___ RECORDS PROVIDED

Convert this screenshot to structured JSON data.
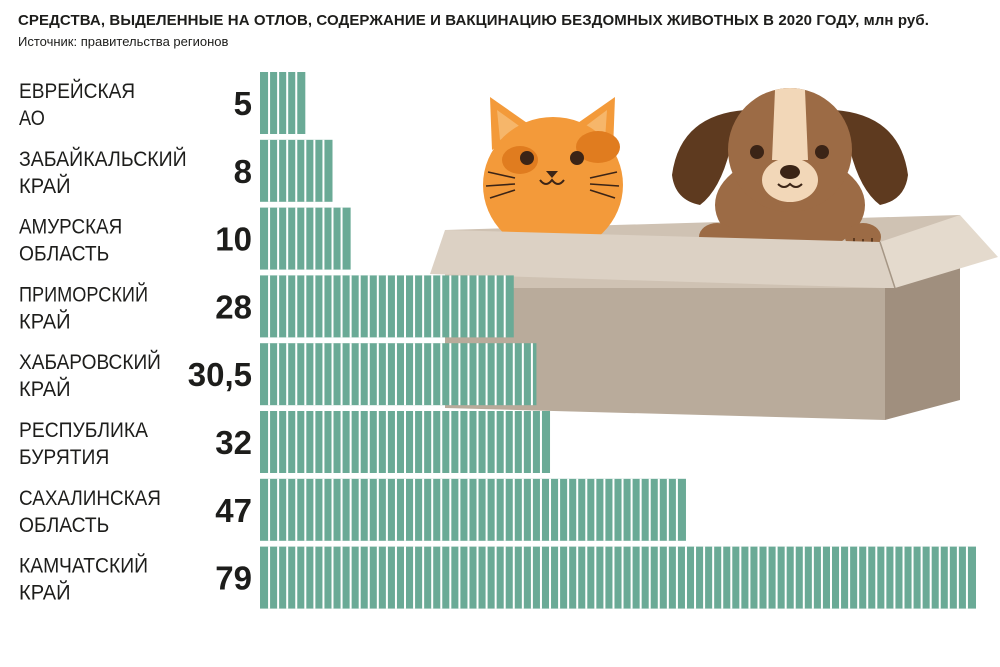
{
  "title": "СРЕДСТВА, ВЫДЕЛЕННЫЕ НА ОТЛОВ, СОДЕРЖАНИЕ И ВАКЦИНАЦИЮ БЕЗДОМНЫХ ЖИВОТНЫХ В 2020 ГОДУ, млн руб.",
  "subtitle": "Источник: правительства регионов",
  "colors": {
    "bar": "#6aaa96",
    "bar_divider": "#ffffff",
    "box_front": "#b9ab9b",
    "box_side": "#a08f7e",
    "box_flap": "#dcd1c4",
    "cat": "#f39a3a",
    "dog": "#9c6b45"
  },
  "chart_data": {
    "type": "bar",
    "orientation": "horizontal",
    "title": "СРЕДСТВА, ВЫДЕЛЕННЫЕ НА ОТЛОВ, СОДЕРЖАНИЕ И ВАКЦИНАЦИЮ БЕЗДОМНЫХ ЖИВОТНЫХ В 2020 ГОДУ, млн руб.",
    "categories": [
      [
        "ЕВРЕЙСКАЯ",
        "АО"
      ],
      [
        "ЗАБАЙКАЛЬСКИЙ",
        "КРАЙ"
      ],
      [
        "АМУРСКАЯ",
        "ОБЛАСТЬ"
      ],
      [
        "ПРИМОРСКИЙ",
        "КРАЙ"
      ],
      [
        "ХАБАРОВСКИЙ",
        "КРАЙ"
      ],
      [
        "РЕСПУБЛИКА",
        "БУРЯТИЯ"
      ],
      [
        "САХАЛИНСКАЯ",
        "ОБЛАСТЬ"
      ],
      [
        "КАМЧАТСКИЙ",
        "КРАЙ"
      ]
    ],
    "values": [
      5,
      8,
      10,
      28,
      30.5,
      32,
      47,
      79
    ],
    "value_labels": [
      "5",
      "8",
      "10",
      "28",
      "30,5",
      "32",
      "47",
      "79"
    ],
    "unit_per_segment": 1,
    "xlim": [
      0,
      79
    ],
    "grid": false,
    "legend": "none"
  }
}
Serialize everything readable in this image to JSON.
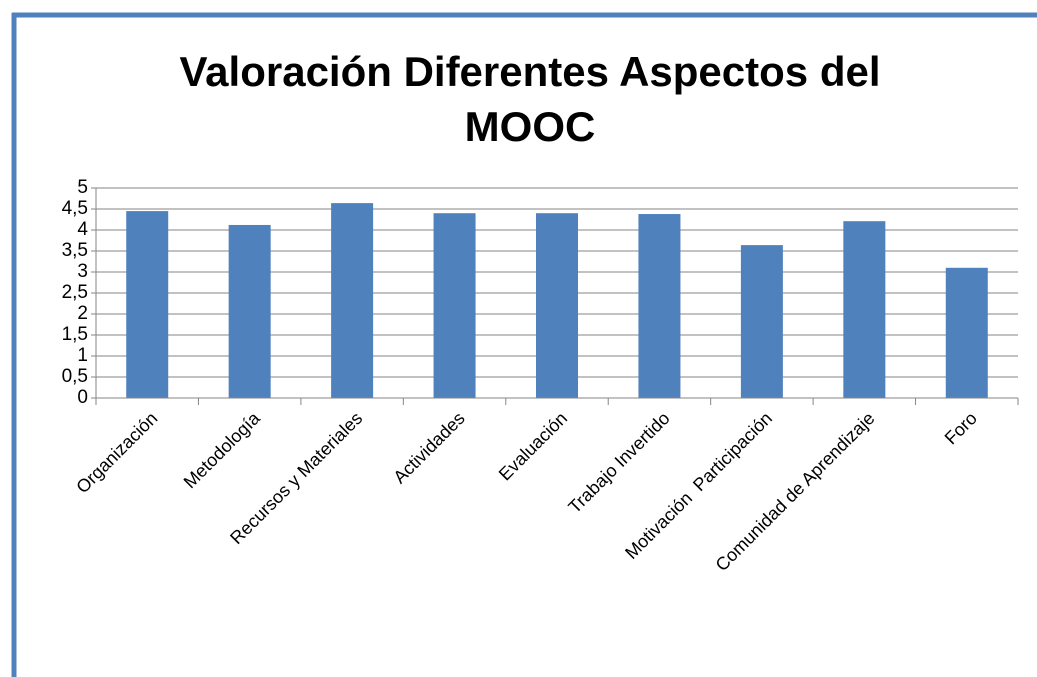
{
  "chart_data": {
    "type": "bar",
    "title": [
      "Valoración Diferentes Aspectos del",
      "MOOC"
    ],
    "categories": [
      "Organización",
      "Metodología",
      "Recursos y Materiales",
      "Actividades",
      "Evaluación",
      "Trabajo Invertido",
      "Motivación  Participación",
      "Comunidad de Aprendizaje",
      "Foro"
    ],
    "values": [
      4.45,
      4.12,
      4.64,
      4.4,
      4.4,
      4.38,
      3.64,
      4.21,
      3.1
    ],
    "color": "#4f81bd",
    "ylim": [
      0,
      5
    ],
    "yticks": [
      0,
      {
        "value": 0.5,
        "label": "0,5"
      },
      1,
      {
        "value": 1.5,
        "label": "1,5"
      },
      2,
      {
        "value": 2.5,
        "label": "2,5"
      },
      3,
      {
        "value": 3.5,
        "label": "3,5"
      },
      4,
      {
        "value": 4.5,
        "label": "4,5"
      },
      5
    ],
    "grid": true
  }
}
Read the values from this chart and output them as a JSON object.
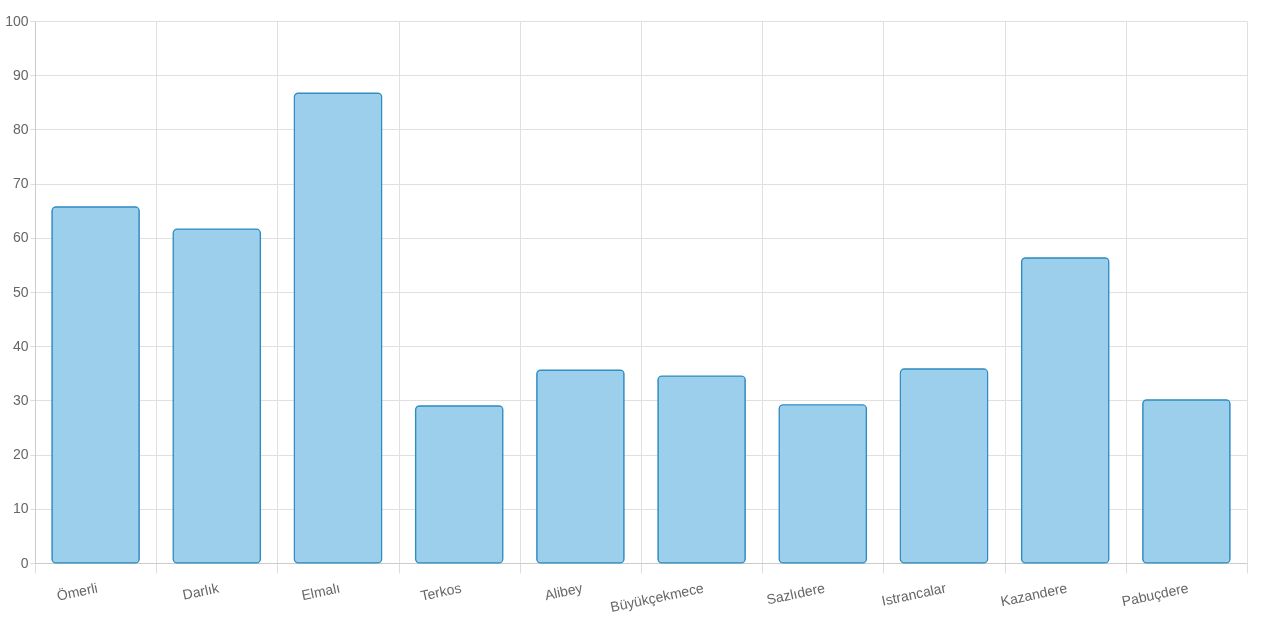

______

Scan the material above. Copy each line where "БЕЗДОМНЫХ" occurs.

SOLUTION FOR THIS TASK:
  "title": "СРЕДСТВА, ВЫДЕЛЕННЫЕ НА ОТЛОВ, СОДЕРЖАНИЕ И ВАКЦИНАЦИЮ БЕЗДОМНЫХ ЖИВОТНЫХ В 2020 ГОДУ, млн руб.",
    "title": "СРЕДСТВА, ВЫДЕЛЕННЫЕ НА ОТЛОВ, СОДЕРЖАНИЕ И ВАКЦИНАЦИЮ БЕЗДОМНЫХ ЖИВОТНЫХ В 2020 ГОДУ, млн руб.",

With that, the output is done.